# Exercise directions
Continue the article below about hurling referee James Owens and his recovery from long Covid, starting after its final sentence.

# Text under study
□ □ □ □
James Owens has revealed how he overcame the effects of long Covid-19 to take charge of this weekend’s All-Ireland Club Senior hurling championship decider.

The long-standing inter-county referee contracted Covid last August, and after an initial recovery, he suffered the physical effects of the more long-term version of the illness.

Fatigue and shortness of breath were the main symptoms he endured before remedying the matter with the help of an oxygen chamber at Hyperbaric Wexford, working with local physical therapist Donal ‘Gammy’ O’Connor at his practice outside Enniscorthy.

“Only for Donal’s oxygen chamber, I simply wouldn’t have got the club final,” the 45-year-old Askamore-Kilrush man insists, in relation to the therapy, which pumps pure oxygen throughout the body in one-hour sessions.

Kilkenny hurling goalkeeper Eoin Murphy, Wexford hurling defender Liam Ryan, and recent All-Ireland Club Senior camogie championship winner Una Leacy have used the chamber to aid their respective recoveries from injury.

“When long Covid struck, I simply wasn’t able to run. My lungs weren’t able to generate the required air capacity,” said Owens, who undertook five treatments before passing the national GAA referees’ fitness test on 29 January.

“When I first got Covid-19 last August, I only suffered from flu for a day or two. But around October or November, long Covid hit me, and I felt really tired and just absolutely fatigued.
□ □ □ □
# Data provided
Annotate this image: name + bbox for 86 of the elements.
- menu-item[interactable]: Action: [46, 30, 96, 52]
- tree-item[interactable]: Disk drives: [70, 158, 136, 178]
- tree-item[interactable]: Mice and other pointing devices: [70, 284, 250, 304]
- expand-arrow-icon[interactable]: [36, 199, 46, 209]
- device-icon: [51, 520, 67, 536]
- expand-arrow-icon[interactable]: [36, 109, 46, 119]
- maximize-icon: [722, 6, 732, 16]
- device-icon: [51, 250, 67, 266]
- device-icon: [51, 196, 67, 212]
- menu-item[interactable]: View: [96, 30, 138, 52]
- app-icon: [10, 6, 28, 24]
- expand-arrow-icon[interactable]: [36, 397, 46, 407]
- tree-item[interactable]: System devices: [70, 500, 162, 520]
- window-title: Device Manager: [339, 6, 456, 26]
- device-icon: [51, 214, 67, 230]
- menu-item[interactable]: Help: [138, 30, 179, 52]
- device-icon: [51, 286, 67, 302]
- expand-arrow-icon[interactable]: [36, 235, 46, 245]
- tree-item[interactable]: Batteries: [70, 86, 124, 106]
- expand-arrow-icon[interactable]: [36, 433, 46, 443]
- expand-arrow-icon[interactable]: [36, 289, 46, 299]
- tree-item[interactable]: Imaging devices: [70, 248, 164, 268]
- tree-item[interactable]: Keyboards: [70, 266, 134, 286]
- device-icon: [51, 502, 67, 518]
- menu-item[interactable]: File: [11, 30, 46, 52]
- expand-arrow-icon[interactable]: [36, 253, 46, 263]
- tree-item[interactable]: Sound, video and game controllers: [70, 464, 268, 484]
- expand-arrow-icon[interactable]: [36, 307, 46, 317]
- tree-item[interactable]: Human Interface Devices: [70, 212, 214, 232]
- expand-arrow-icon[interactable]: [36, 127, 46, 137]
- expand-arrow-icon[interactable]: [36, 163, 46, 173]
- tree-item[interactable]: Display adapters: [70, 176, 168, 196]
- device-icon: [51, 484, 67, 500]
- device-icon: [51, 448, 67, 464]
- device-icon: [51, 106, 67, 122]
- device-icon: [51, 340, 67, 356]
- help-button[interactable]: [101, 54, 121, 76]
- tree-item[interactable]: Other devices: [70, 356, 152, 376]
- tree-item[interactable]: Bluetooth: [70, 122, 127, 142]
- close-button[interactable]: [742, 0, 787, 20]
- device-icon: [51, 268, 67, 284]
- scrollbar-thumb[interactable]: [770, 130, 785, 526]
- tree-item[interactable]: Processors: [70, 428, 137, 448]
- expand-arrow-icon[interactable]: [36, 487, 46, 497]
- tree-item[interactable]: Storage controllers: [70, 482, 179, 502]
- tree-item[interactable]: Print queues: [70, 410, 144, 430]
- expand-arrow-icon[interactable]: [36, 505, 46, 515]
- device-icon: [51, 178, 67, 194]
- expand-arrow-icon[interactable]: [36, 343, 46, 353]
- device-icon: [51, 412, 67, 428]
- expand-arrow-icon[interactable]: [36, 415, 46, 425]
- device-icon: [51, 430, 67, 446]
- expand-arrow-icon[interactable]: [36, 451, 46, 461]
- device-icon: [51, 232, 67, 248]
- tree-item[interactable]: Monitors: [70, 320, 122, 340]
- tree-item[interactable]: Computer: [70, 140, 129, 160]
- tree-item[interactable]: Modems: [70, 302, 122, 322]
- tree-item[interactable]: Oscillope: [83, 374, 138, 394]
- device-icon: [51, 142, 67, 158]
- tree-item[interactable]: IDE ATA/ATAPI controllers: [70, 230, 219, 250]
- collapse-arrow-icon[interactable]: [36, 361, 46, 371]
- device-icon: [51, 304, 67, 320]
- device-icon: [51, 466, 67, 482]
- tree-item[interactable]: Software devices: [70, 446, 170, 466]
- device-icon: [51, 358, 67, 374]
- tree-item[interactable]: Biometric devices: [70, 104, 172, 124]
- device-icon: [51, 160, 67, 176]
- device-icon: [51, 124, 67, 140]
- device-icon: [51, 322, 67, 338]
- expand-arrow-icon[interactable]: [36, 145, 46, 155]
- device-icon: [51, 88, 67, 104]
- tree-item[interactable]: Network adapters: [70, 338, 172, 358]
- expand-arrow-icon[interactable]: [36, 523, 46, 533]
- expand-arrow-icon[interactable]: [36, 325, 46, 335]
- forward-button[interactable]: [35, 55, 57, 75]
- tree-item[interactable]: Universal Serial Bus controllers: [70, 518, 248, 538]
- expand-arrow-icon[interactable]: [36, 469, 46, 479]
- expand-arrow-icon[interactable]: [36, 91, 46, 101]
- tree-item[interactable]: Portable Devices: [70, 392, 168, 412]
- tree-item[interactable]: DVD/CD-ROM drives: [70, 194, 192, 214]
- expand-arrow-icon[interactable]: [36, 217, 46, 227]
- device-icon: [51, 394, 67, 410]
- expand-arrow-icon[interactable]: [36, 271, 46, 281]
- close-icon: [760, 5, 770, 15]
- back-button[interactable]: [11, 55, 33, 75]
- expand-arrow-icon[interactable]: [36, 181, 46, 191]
□ □ □ □
# Answer to this exercise
“I was trying to keep fit. But where normally I would recover quickly after any activity, suddenly it was taking two days to feel okay.

“I just had to sleep off the tiredness. Three or four days later I would get a fresh bout of energy. But the fatigue would always return and it was extremely draining.

“I got out of the chamber after the first session and my lungs were on fire, so I knew something positive was happening,” Owens explains.

“The idea of the hyperbaric chamber is that it pushes pure oxygen into parts of the body that it doesn’t otherwise reach, and the heat coming from my lungs proved that the process was actually happening.”

The highly regarded official then achieving a mark of 17.2 in the beep test where the required pass rate was 16.8.

As a consequence, Owens has been handed control of Saturday’s eagerly anticipated All-Ireland Club decider between three in-a-row chasing Ballyhale Shamrocks and challengers Ballygunner.

It is his second time to handle this fixture having previously taken care of the 2015 edition before been elevated to oversee that year’s All-Ireland Senior hurling championship final and those of 2018 and 2019.

Owens will again be assisted on Saturday by his preferred umpiring team comprising his younger brother David as well as Jimmy Dunbar, Joe Kelly and Ian Plunkett.